------ Input material ------

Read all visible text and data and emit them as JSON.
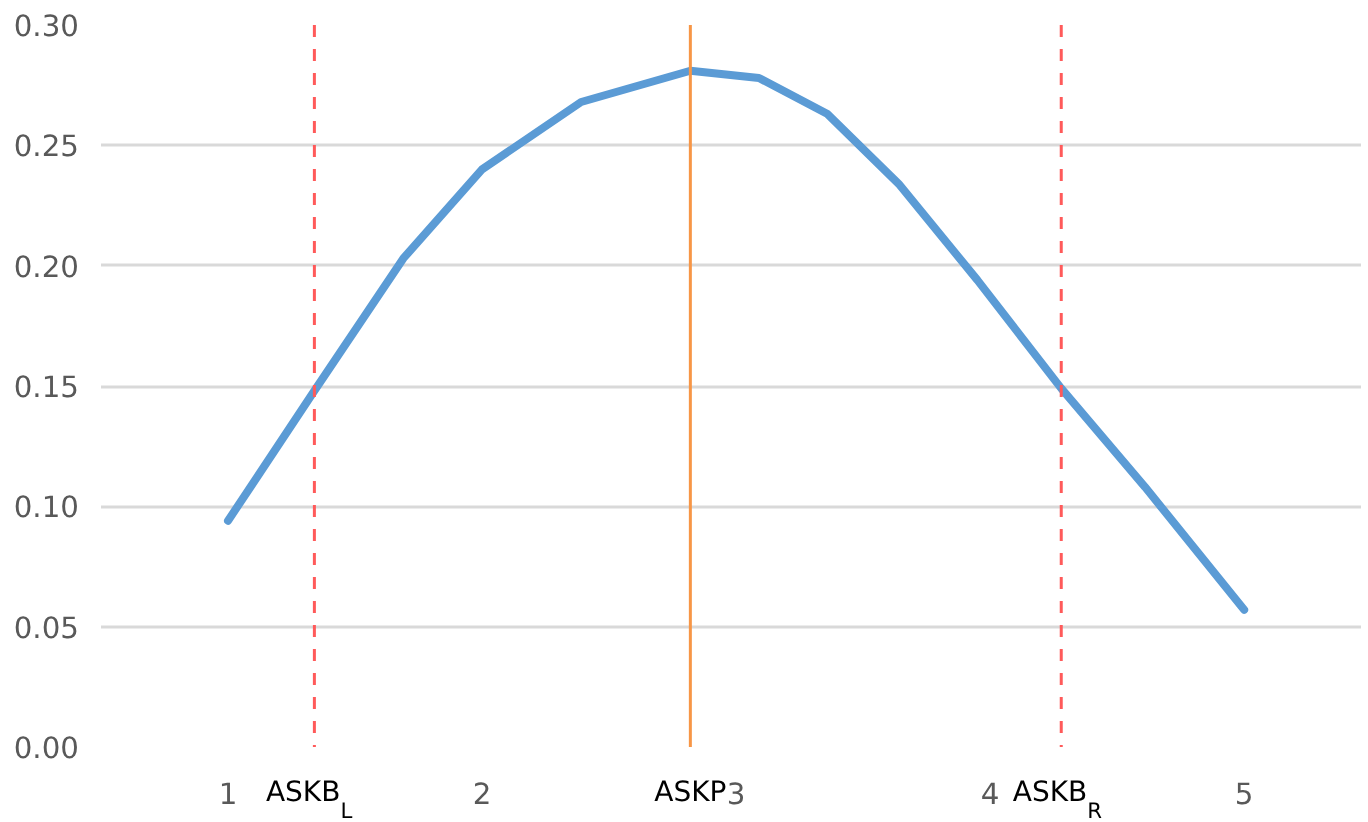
{
  "chart_data": {
    "type": "line",
    "x": [
      1,
      1.34,
      1.69,
      2.0,
      2.39,
      2.82,
      3.09,
      3.36,
      3.64,
      3.95,
      4.28,
      4.61,
      5.0
    ],
    "series": [
      {
        "color": "#5b9bd5",
        "values": [
          0.094,
          0.148,
          0.203,
          0.24,
          0.268,
          0.281,
          0.278,
          0.263,
          0.234,
          0.194,
          0.149,
          0.108,
          0.057
        ]
      }
    ],
    "xlim": [
      0.5,
      5.46
    ],
    "xticks": [
      1,
      2,
      3,
      4,
      5
    ],
    "ylim": [
      0,
      0.3
    ],
    "yticks": [
      {
        "value": 0,
        "label": "0.00"
      },
      {
        "value": 0.05,
        "label": "0.05"
      },
      {
        "value": 0.1,
        "label": "0.10"
      },
      {
        "value": 0.15,
        "label": "0.15"
      },
      {
        "value": 0.2,
        "label": "0.20"
      },
      {
        "value": 0.25,
        "label": "0.25"
      },
      {
        "value": 0.3,
        "label": "0.30"
      }
    ],
    "grid": "y",
    "line_style": "solid",
    "marker": "none",
    "ref_lines": [
      {
        "axis": "x",
        "value": 1.34,
        "label": "ASKB$_{L}$",
        "color": "#ff5a5a",
        "line_style": "dashed"
      },
      {
        "axis": "x",
        "value": 2.82,
        "label": "ASKP",
        "color": "#f79646",
        "line_style": "solid"
      },
      {
        "axis": "x",
        "value": 4.28,
        "label": "ASKB$_{R}$",
        "color": "#ff5a5a",
        "line_style": "dashed"
      }
    ]
  }
}
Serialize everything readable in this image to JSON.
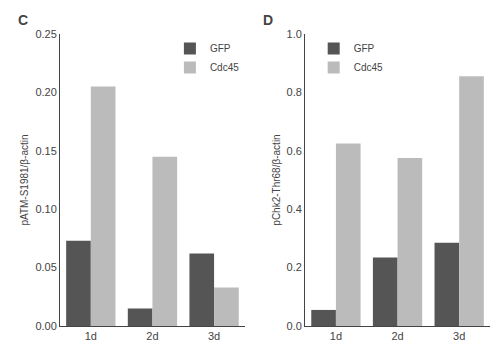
{
  "chart_data": [
    {
      "type": "bar",
      "title": "C",
      "categories": [
        "1d",
        "2d",
        "3d"
      ],
      "series": [
        {
          "name": "GFP",
          "color": "#555555",
          "values": [
            0.073,
            0.015,
            0.062
          ]
        },
        {
          "name": "Cdc45",
          "color": "#bbbbbb",
          "values": [
            0.205,
            0.145,
            0.033
          ]
        }
      ],
      "ylabel": "pATM-S1981/β-actin",
      "ylim": [
        0,
        0.25
      ],
      "yticks": [
        {
          "value": 0,
          "label": "0.00"
        },
        0.05,
        {
          "value": 0.1,
          "label": "0.10"
        },
        0.15,
        {
          "value": 0.2,
          "label": "0.20"
        },
        0.25
      ],
      "legend": "upper right",
      "grid": false
    },
    {
      "type": "bar",
      "title": "D",
      "categories": [
        "1d",
        "2d",
        "3d"
      ],
      "series": [
        {
          "name": "GFP",
          "color": "#555555",
          "values": [
            0.055,
            0.235,
            0.285
          ]
        },
        {
          "name": "Cdc45",
          "color": "#bbbbbb",
          "values": [
            0.625,
            0.575,
            0.855
          ]
        }
      ],
      "ylabel": "pChk2-Thr68/β-actin",
      "ylim": [
        0,
        1.0
      ],
      "yticks": [
        {
          "value": 0,
          "label": "0.0"
        },
        0.2,
        0.4,
        0.6,
        0.8,
        {
          "value": 1,
          "label": "1.0"
        }
      ],
      "legend": "upper left",
      "grid": false
    }
  ]
}
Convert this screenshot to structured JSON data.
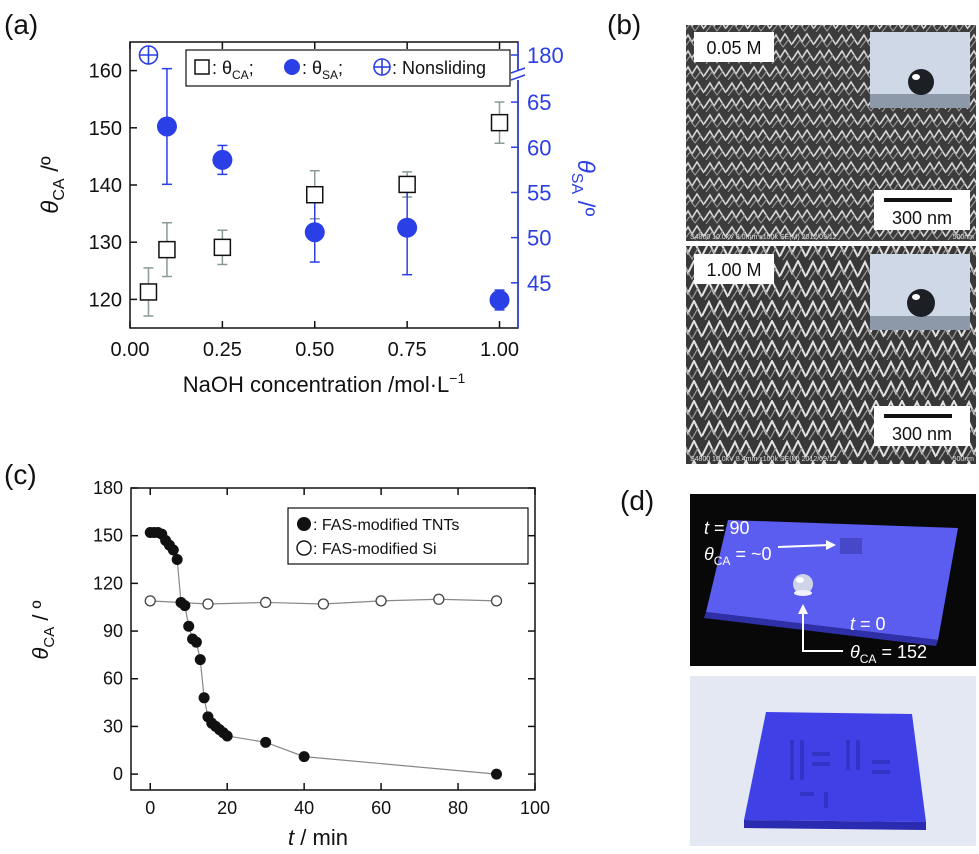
{
  "panels": {
    "a": "(a)",
    "b": "(b)",
    "c": "(c)",
    "d": "(d)"
  },
  "colors": {
    "blue": "#2b3fe6",
    "black": "#111111",
    "errorbar_gray": "#8a9a9a",
    "line_gray": "#888888",
    "sem_bg": "#3a3a3a",
    "photo_bg": "#080808",
    "substrate": "#5b5cf0",
    "photo2_bg": "#e4e8f2"
  },
  "sem": {
    "top_label": "0.05 M",
    "bottom_label": "1.00 M",
    "scalebar_text": "300 nm",
    "top_caption": "S4800 10.0kV 8.0mm x100k SE(M) 2012/09/12",
    "top_caption_right": "500nm",
    "bottom_caption": "S4800 10.0kV 8.4mm x100k SE(M) 2012/09/12",
    "bottom_caption_right": "500nm"
  },
  "photo_d": {
    "t90_prefix": "t",
    "t90_value": " = 90",
    "theta_left_prefix": "θ",
    "theta_left_sub": "CA",
    "theta_left_value": " = ~0",
    "t0_prefix": "t",
    "t0_value": " = 0",
    "theta_right_prefix": "θ",
    "theta_right_sub": "CA",
    "theta_right_value": " = 152"
  },
  "chart_data": [
    {
      "panel": "a",
      "type": "scatter",
      "xlabel": "NaOH concentration /mol·L",
      "xlabel_sup": "−1",
      "ylabel_left_main": "θ",
      "ylabel_left_sub": "CA",
      "ylabel_left_unit": " /º",
      "ylabel_right_main": "θ",
      "ylabel_right_sub": "SA",
      "ylabel_right_unit": " /º",
      "xlim": [
        0,
        1.05
      ],
      "xticks": [
        0.0,
        0.25,
        0.5,
        0.75,
        1.0
      ],
      "xtick_labels": [
        "0.00",
        "0.25",
        "0.50",
        "0.75",
        "1.00"
      ],
      "ylim_left": [
        115,
        165
      ],
      "yticks_left": [
        120,
        130,
        140,
        150,
        160
      ],
      "ylim_right_lower": [
        40,
        67
      ],
      "yticks_right": [
        45,
        50,
        55,
        60,
        65,
        180
      ],
      "right_axis_break": true,
      "legend": {
        "position": "top",
        "entries": [
          {
            "marker": "open-square",
            "prefix": ": θ",
            "sub": "CA",
            "suffix": ";"
          },
          {
            "marker": "filled-circle",
            "prefix": ": θ",
            "sub": "SA",
            "suffix": ";"
          },
          {
            "marker": "crossed-circle",
            "prefix": ": Nonsliding",
            "sub": "",
            "suffix": ""
          }
        ]
      },
      "series": [
        {
          "name": "θCA",
          "axis": "left",
          "marker": "open-square",
          "x": [
            0.05,
            0.1,
            0.25,
            0.5,
            0.75,
            1.0
          ],
          "y": [
            121.3,
            128.7,
            129.1,
            138.3,
            140.1,
            150.9
          ],
          "err": [
            4.2,
            4.7,
            3.0,
            4.2,
            2.2,
            3.6
          ]
        },
        {
          "name": "θSA",
          "axis": "right",
          "marker": "filled-circle",
          "x": [
            0.1,
            0.25,
            0.5,
            0.75,
            1.0
          ],
          "y": [
            62.3,
            58.6,
            50.6,
            51.1,
            43.1
          ],
          "err": [
            6.4,
            1.6,
            3.3,
            5.2,
            1.1
          ]
        },
        {
          "name": "Nonsliding",
          "axis": "right-break",
          "marker": "crossed-circle",
          "x": [
            0.05
          ],
          "y": [
            180
          ]
        }
      ]
    },
    {
      "panel": "c",
      "type": "line",
      "xlabel_main": "t",
      "xlabel_unit": " / min",
      "ylabel_main": "θ",
      "ylabel_sub": "CA",
      "ylabel_unit": " / º",
      "xlim": [
        -5,
        100
      ],
      "ylim": [
        -10,
        180
      ],
      "xticks": [
        0,
        20,
        40,
        60,
        80,
        100
      ],
      "yticks": [
        0,
        30,
        60,
        90,
        120,
        150,
        180
      ],
      "legend": {
        "position": "top-right",
        "entries": [
          "FAS-modified TNTs",
          "FAS-modified Si"
        ]
      },
      "series": [
        {
          "name": "FAS-modified TNTs",
          "marker": "filled-circle",
          "x": [
            0,
            1,
            2,
            3,
            4,
            5,
            6,
            7,
            8,
            9,
            10,
            11,
            12,
            13,
            14,
            15,
            16,
            17,
            18,
            19,
            20,
            30,
            40,
            90
          ],
          "y": [
            152,
            152,
            152,
            151,
            147,
            144,
            141,
            135,
            108,
            106,
            93,
            85,
            83,
            72,
            48,
            36,
            32,
            30,
            28,
            26,
            24,
            20,
            11,
            0
          ]
        },
        {
          "name": "FAS-modified Si",
          "marker": "open-circle",
          "x": [
            0,
            15,
            30,
            45,
            60,
            75,
            90
          ],
          "y": [
            109,
            107,
            108,
            107,
            109,
            110,
            109
          ]
        }
      ]
    }
  ]
}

------

* Objective *
Look through the entries above for the word "name". Copy every line where it shows up.

* Written response *
          "name": "GFP",
          "name": "Cdc45",
          "name": "GFP",
          "name": "Cdc45",
          "name": "θCA",
          "name": "θSA",
          "name": "Nonsliding",
          "name": "FAS-modified TNTs",
          "name": "FAS-modified Si",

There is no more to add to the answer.